▶ _Problem_
Each entry has to be copied exactly, with nothing missed.

▶ _Data lines_
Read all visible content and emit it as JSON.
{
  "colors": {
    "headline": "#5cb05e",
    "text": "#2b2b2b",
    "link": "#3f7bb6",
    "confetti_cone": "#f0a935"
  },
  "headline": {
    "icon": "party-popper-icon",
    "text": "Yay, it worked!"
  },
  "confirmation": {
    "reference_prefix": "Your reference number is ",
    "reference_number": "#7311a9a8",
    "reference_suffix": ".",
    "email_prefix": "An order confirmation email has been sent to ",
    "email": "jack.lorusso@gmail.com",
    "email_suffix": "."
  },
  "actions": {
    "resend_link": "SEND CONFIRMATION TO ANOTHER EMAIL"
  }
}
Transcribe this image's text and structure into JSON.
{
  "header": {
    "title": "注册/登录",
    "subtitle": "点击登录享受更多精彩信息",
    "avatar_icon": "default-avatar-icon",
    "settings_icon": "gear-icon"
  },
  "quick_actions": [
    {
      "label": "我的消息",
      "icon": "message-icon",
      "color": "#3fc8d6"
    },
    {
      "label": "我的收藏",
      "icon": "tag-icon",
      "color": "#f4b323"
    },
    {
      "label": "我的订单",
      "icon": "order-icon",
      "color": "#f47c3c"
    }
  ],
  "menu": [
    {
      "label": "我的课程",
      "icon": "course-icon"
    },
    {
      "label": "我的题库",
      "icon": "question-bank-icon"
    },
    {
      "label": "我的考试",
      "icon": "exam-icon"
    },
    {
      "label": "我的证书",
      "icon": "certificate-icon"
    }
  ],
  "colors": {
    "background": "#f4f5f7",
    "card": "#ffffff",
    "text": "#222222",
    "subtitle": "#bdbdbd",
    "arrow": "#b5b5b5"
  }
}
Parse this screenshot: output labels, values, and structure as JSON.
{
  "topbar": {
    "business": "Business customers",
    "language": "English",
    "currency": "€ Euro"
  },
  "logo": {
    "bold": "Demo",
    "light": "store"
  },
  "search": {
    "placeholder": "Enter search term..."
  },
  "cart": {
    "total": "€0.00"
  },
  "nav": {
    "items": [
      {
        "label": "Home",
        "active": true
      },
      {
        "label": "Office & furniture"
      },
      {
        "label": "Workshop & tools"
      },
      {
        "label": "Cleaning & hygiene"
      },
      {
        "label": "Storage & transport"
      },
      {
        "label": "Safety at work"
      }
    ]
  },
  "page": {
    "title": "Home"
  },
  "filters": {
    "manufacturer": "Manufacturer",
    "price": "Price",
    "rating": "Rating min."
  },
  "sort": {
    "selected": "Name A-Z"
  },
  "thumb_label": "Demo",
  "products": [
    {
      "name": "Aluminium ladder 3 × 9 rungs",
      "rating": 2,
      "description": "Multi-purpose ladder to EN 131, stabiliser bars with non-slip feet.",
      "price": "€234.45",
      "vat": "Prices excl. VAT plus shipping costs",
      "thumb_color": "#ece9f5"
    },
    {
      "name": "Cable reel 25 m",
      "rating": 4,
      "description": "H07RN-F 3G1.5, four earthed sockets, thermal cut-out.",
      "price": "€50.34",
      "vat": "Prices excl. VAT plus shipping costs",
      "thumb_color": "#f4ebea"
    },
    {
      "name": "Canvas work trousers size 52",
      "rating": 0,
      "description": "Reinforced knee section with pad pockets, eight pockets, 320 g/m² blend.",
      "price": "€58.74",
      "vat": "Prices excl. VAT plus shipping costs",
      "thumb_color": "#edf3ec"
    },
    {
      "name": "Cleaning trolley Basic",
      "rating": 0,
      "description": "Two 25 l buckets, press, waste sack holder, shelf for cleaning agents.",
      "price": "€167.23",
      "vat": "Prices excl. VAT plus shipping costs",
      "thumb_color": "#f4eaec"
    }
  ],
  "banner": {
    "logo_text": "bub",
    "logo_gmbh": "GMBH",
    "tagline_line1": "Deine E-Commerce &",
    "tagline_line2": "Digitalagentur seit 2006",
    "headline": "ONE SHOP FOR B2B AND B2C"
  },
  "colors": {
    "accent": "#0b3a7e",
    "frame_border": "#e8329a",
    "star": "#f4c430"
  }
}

▶ _Task output_
Read all visible content and emit it as JSON.
{
  "colors": {
    "headline": "#5cb05e",
    "text": "#2b2b2b",
    "link": "#3f7bb6",
    "confetti_cone": "#f0a935"
  },
  "headline": {
    "icon": "party-popper-icon",
    "text": "Yay, it worked!"
  },
  "confirmation": {
    "reference_prefix": "Your reference number is ",
    "reference_number": "#7311a9a8",
    "reference_suffix": ".",
    "email_prefix": "An order confirmation email has been sent to ",
    "email": "jack.lorusso@gmail.com",
    "email_suffix": "."
  },
  "actions": {
    "resend_link": "SEND CONFIRMATION TO ANOTHER EMAIL"
  }
}
Transcribe this image's text and structure into JSON.
{
  "header": {
    "title": "注册/登录",
    "subtitle": "点击登录享受更多精彩信息",
    "avatar_icon": "default-avatar-icon",
    "settings_icon": "gear-icon"
  },
  "quick_actions": [
    {
      "label": "我的消息",
      "icon": "message-icon",
      "color": "#3fc8d6"
    },
    {
      "label": "我的收藏",
      "icon": "tag-icon",
      "color": "#f4b323"
    },
    {
      "label": "我的订单",
      "icon": "order-icon",
      "color": "#f47c3c"
    }
  ],
  "menu": [
    {
      "label": "我的课程",
      "icon": "course-icon"
    },
    {
      "label": "我的题库",
      "icon": "question-bank-icon"
    },
    {
      "label": "我的考试",
      "icon": "exam-icon"
    },
    {
      "label": "我的证书",
      "icon": "certificate-icon"
    }
  ],
  "colors": {
    "background": "#f4f5f7",
    "card": "#ffffff",
    "text": "#222222",
    "subtitle": "#bdbdbd",
    "arrow": "#b5b5b5"
  }
}
Parse this screenshot: output labels, values, and structure as JSON.
{
  "topbar": {
    "business": "Business customers",
    "language": "English",
    "currency": "€ Euro"
  },
  "logo": {
    "bold": "Demo",
    "light": "store"
  },
  "search": {
    "placeholder": "Enter search term..."
  },
  "cart": {
    "total": "€0.00"
  },
  "nav": {
    "items": [
      {
        "label": "Home",
        "active": true
      },
      {
        "label": "Office & furniture"
      },
      {
        "label": "Workshop & tools"
      },
      {
        "label": "Cleaning & hygiene"
      },
      {
        "label": "Storage & transport"
      },
      {
        "label": "Safety at work"
      }
    ]
  },
  "page": {
    "title": "Home"
  },
  "filters": {
    "manufacturer": "Manufacturer",
    "price": "Price",
    "rating": "Rating min."
  },
  "sort": {
    "selected": "Name A-Z"
  },
  "thumb_label": "Demo",
  "products": [
    {
      "name": "Aluminium ladder 3 × 9 rungs",
      "rating": 2,
      "description": "Multi-purpose ladder to EN 131, stabiliser bars with non-slip feet.",
      "price": "€234.45",
      "vat": "Prices excl. VAT plus shipping costs",
      "thumb_color": "#ece9f5"
    },
    {
      "name": "Cable reel 25 m",
      "rating": 4,
      "description": "H07RN-F 3G1.5, four earthed sockets, thermal cut-out.",
      "price": "€50.34",
      "vat": "Prices excl. VAT plus shipping costs",
      "thumb_color": "#f4ebea"
    },
    {
      "name": "Canvas work trousers size 52",
      "rating": 0,
      "description": "Reinforced knee section with pad pockets, eight pockets, 320 g/m² blend.",
      "price": "€58.74",
      "vat": "Prices excl. VAT plus shipping costs",
      "thumb_color": "#edf3ec"
    },
    {
      "name": "Cleaning trolley Basic",
      "rating": 0,
      "description": "Two 25 l buckets, press, waste sack holder, shelf for cleaning agents.",
      "price": "€167.23",
      "vat": "Prices excl. VAT plus shipping costs",
      "thumb_color": "#f4eaec"
    }
  ],
  "banner": {
    "logo_text": "bub",
    "logo_gmbh": "GMBH",
    "tagline_line1": "Deine E-Commerce &",
    "tagline_line2": "Digitalagentur seit 2006",
    "headline": "ONE SHOP FOR B2B AND B2C"
  },
  "colors": {
    "accent": "#0b3a7e",
    "frame_border": "#e8329a",
    "star": "#f4c430"
  }
}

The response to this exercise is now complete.